◆ Required action:
Please answer these questions from the ATP sensor text, one line each:
1. What three parts make up the FRET based sensors?
2. In which organism is the sensor meant to measure ATP levels?
3. At what wavelengths was the YFP/CFP emission ratio measured?

◆ Given text:

::::

FRET based sensors have been recently developed to quantify ATP levels in vivo in HeLa and yeast cells (1, 2). They consist of mseCFP, the ATP sensing domain and mVenus (YFP variant). The YFP/CFP emission ratio gives an estimation of the ATP concentration.
Aim
Construct a fluorescent protein based sensor that will measure ATP levels between compartments in growing Aspergillus niger during metabolic shifts.
Applications
An ATP bio-sensor can lead to visualization of the ATP levels in live Aspergillus cells. Inquiry into whether the single cell phenotype of Aspergillus niger still retains its metabolic activity can be carried out. It would be interesting to quantify the ATP levels in different organelles and investigate where and why such ATP levels exist. Also, the differences in cellular ATP under various growth environments can be studied. The differences in ATP levels for cells at the hyphal tip and those in the inner mycelium can be validated.
Approach
Four versions of the ATP sensor were introduced into A. niger – 1. ATP sensitive and cytoplasmic localization, 2. ATP sensitive and mitochondrial localization, 3. ATP in-sensitive and cytoplasmic localization, 4. A codon optimized version, ATP sensitive and cytoplasmic localization. The ATP sensor was expressed in Escherchia coli and purified by attaching an N-terminal Histidine tag. The purified sensor was characterized in vitro and the YFP/CFP emission ratio (at 527/475 nm respectively) to different ATP concentrations was tested at room temperature in a buffer mimicking the in-vivo conditions in A. niger.

::::

◆ Records supplied:
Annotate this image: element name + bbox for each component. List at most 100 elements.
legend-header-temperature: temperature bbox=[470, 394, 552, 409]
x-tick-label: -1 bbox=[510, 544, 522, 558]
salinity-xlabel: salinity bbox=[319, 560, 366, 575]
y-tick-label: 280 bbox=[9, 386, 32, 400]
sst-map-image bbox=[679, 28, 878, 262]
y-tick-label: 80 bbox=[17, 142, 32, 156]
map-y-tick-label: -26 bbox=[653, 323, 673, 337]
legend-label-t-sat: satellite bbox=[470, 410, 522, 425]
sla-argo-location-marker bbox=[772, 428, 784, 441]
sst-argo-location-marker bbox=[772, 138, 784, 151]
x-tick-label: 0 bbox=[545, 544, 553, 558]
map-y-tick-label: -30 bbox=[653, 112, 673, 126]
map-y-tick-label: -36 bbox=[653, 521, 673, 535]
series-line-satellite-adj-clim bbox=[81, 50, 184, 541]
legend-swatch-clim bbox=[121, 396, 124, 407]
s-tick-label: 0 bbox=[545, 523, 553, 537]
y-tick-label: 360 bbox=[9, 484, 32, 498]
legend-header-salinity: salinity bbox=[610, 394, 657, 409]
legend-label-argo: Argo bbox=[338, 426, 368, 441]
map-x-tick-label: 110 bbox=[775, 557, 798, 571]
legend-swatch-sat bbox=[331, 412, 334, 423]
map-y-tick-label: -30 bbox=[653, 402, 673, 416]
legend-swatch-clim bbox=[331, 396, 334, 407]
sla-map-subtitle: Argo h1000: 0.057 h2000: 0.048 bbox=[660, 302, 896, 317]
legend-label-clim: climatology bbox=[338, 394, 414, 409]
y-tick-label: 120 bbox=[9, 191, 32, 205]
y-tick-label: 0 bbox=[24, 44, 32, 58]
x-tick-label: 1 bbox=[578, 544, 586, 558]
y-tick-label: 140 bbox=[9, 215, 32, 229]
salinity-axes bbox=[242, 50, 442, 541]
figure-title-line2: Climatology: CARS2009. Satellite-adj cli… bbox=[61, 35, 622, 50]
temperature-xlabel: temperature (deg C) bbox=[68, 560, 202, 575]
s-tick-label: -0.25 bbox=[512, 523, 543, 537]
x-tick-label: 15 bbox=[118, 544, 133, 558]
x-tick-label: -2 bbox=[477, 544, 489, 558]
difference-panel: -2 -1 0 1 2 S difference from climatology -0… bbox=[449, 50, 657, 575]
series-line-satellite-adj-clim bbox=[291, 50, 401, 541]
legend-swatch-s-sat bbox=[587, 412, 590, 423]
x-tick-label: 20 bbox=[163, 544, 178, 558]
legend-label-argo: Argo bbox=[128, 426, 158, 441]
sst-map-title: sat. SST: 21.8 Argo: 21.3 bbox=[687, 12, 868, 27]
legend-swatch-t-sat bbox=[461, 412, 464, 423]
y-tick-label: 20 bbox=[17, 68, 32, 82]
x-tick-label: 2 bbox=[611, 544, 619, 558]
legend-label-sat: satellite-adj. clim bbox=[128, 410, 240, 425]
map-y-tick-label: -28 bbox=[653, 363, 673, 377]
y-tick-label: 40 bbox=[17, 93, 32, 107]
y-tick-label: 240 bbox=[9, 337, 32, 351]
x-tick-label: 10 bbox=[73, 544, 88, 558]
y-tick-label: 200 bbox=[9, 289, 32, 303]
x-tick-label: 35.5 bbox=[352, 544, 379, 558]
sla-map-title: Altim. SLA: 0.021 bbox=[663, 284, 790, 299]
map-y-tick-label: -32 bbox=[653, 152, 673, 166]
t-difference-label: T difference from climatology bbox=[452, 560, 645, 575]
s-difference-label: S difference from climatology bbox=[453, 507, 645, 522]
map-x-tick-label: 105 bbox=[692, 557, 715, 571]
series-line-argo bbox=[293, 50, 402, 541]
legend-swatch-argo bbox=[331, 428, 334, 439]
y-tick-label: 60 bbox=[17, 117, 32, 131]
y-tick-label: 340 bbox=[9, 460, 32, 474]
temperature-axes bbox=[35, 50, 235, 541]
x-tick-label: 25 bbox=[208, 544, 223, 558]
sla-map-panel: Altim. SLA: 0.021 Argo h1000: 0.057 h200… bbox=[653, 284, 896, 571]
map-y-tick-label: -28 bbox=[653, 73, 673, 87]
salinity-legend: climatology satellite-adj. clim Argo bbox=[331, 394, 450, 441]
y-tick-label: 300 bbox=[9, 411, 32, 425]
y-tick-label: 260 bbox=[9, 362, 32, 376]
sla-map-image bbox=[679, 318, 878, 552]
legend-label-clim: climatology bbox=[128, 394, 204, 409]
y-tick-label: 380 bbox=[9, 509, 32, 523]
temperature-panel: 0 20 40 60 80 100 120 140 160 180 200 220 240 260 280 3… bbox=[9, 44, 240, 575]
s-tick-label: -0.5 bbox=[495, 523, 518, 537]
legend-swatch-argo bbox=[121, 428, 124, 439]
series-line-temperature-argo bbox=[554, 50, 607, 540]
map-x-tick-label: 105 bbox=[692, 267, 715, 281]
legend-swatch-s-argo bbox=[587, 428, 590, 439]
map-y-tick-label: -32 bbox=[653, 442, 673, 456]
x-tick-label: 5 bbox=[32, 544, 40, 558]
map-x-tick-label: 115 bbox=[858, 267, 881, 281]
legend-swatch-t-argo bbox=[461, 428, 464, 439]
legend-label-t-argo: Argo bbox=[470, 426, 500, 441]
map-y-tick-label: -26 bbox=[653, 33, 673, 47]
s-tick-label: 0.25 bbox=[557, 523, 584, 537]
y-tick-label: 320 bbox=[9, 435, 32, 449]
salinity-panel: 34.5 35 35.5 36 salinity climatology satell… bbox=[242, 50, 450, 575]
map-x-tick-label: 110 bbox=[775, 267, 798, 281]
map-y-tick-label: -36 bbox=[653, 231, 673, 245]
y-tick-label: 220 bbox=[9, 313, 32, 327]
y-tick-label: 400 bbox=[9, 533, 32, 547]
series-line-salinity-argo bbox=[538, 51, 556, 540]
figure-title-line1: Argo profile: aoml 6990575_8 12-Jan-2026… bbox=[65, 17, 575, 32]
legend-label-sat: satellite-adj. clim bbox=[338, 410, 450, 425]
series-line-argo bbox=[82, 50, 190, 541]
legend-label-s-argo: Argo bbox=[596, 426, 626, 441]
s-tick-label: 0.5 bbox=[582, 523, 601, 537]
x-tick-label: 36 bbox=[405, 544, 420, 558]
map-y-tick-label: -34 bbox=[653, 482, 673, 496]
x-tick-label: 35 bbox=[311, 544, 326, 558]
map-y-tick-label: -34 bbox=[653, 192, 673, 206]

::::

◆ Your solution:
1. mseCFP, the ATP sensing domain and mVenus (a YFP variant).
2. Aspergillus niger.
3. 527 nm for YFP and 475 nm for CFP.